>> Start The records

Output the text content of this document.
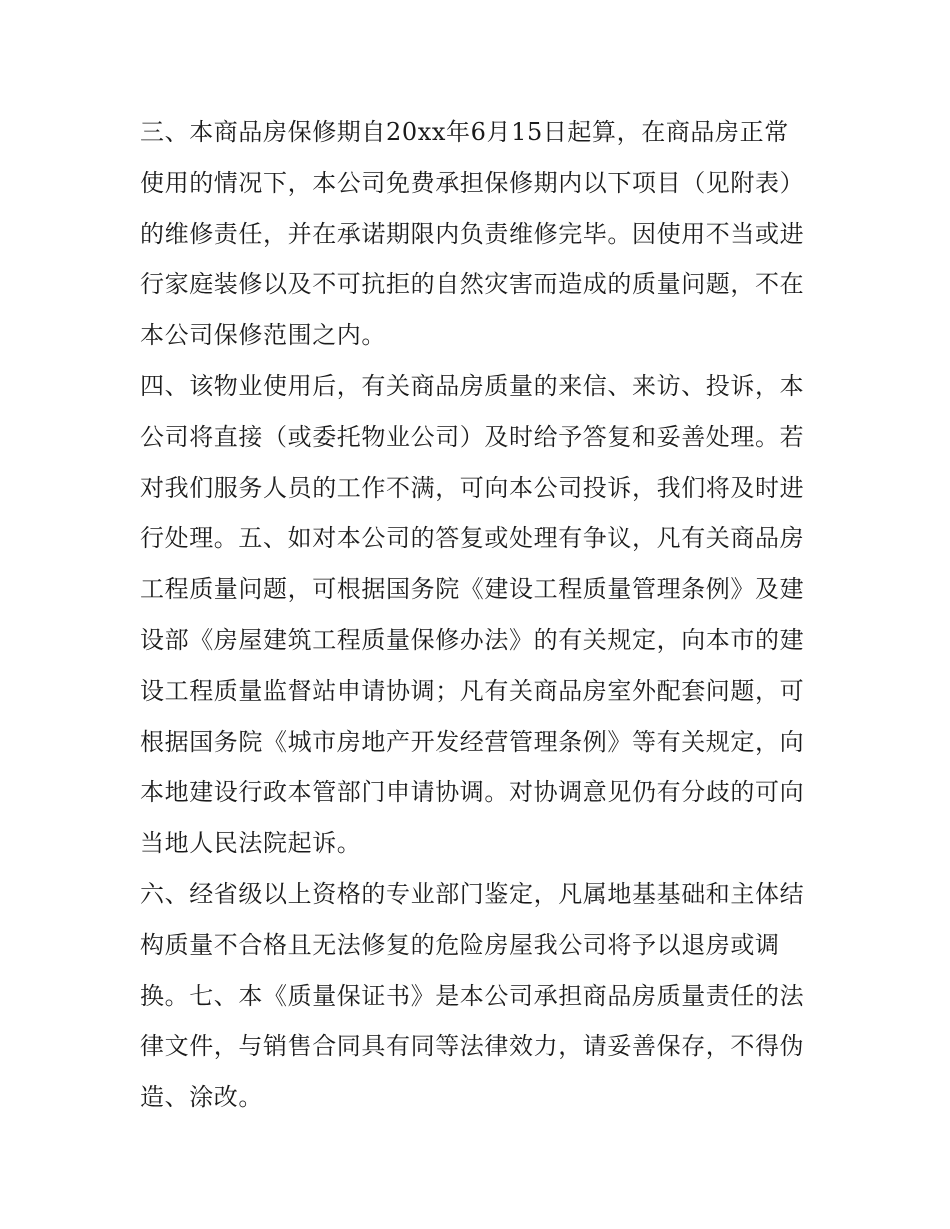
三、本商品房保修期自20xx年6月15日起算，在商品房正常
使用的情况下，本公司免费承担保修期内以下项目（见附表）
的维修责任，并在承诺期限内负责维修完毕。因使用不当或进
行家庭装修以及不可抗拒的自然灾害而造成的质量问题，不在
本公司保修范围之内。
四、该物业使用后，有关商品房质量的来信、来访、投诉，本
公司将直接（或委托物业公司）及时给予答复和妥善处理。若
对我们服务人员的工作不满，可向本公司投诉，我们将及时进
行处理。五、如对本公司的答复或处理有争议，凡有关商品房
工程质量问题，可根据国务院《建设工程质量管理条例》及建
设部《房屋建筑工程质量保修办法》的有关规定，向本市的建
设工程质量监督站申请协调；凡有关商品房室外配套问题，可
根据国务院《城市房地产开发经营管理条例》等有关规定，向
本地建设行政本管部门申请协调。对协调意见仍有分歧的可向
当地人民法院起诉。
六、经省级以上资格的专业部门鉴定，凡属地基基础和主体结
构质量不合格且无法修复的危险房屋我公司将予以退房或调
换。七、本《质量保证书》是本公司承担商品房质量责任的法
律文件，与销售合同具有同等法律效力，请妥善保存，不得伪
造、涂改。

>> End The records

**Prompt**
Quote the records in their entirety, keeping the wording exact and excluding pictures.

**Output of the task**
Output the text content of this document.
三、本商品房保修期自20xx年6月15日起算，在商品房正常
使用的情况下，本公司免费承担保修期内以下项目（见附表）
的维修责任，并在承诺期限内负责维修完毕。因使用不当或进
行家庭装修以及不可抗拒的自然灾害而造成的质量问题，不在
本公司保修范围之内。
四、该物业使用后，有关商品房质量的来信、来访、投诉，本
公司将直接（或委托物业公司）及时给予答复和妥善处理。若
对我们服务人员的工作不满，可向本公司投诉，我们将及时进
行处理。五、如对本公司的答复或处理有争议，凡有关商品房
工程质量问题，可根据国务院《建设工程质量管理条例》及建
设部《房屋建筑工程质量保修办法》的有关规定，向本市的建
设工程质量监督站申请协调；凡有关商品房室外配套问题，可
根据国务院《城市房地产开发经营管理条例》等有关规定，向
本地建设行政本管部门申请协调。对协调意见仍有分歧的可向
当地人民法院起诉。
六、经省级以上资格的专业部门鉴定，凡属地基基础和主体结
构质量不合格且无法修复的危险房屋我公司将予以退房或调
换。七、本《质量保证书》是本公司承担商品房质量责任的法
律文件，与销售合同具有同等法律效力，请妥善保存，不得伪
造、涂改。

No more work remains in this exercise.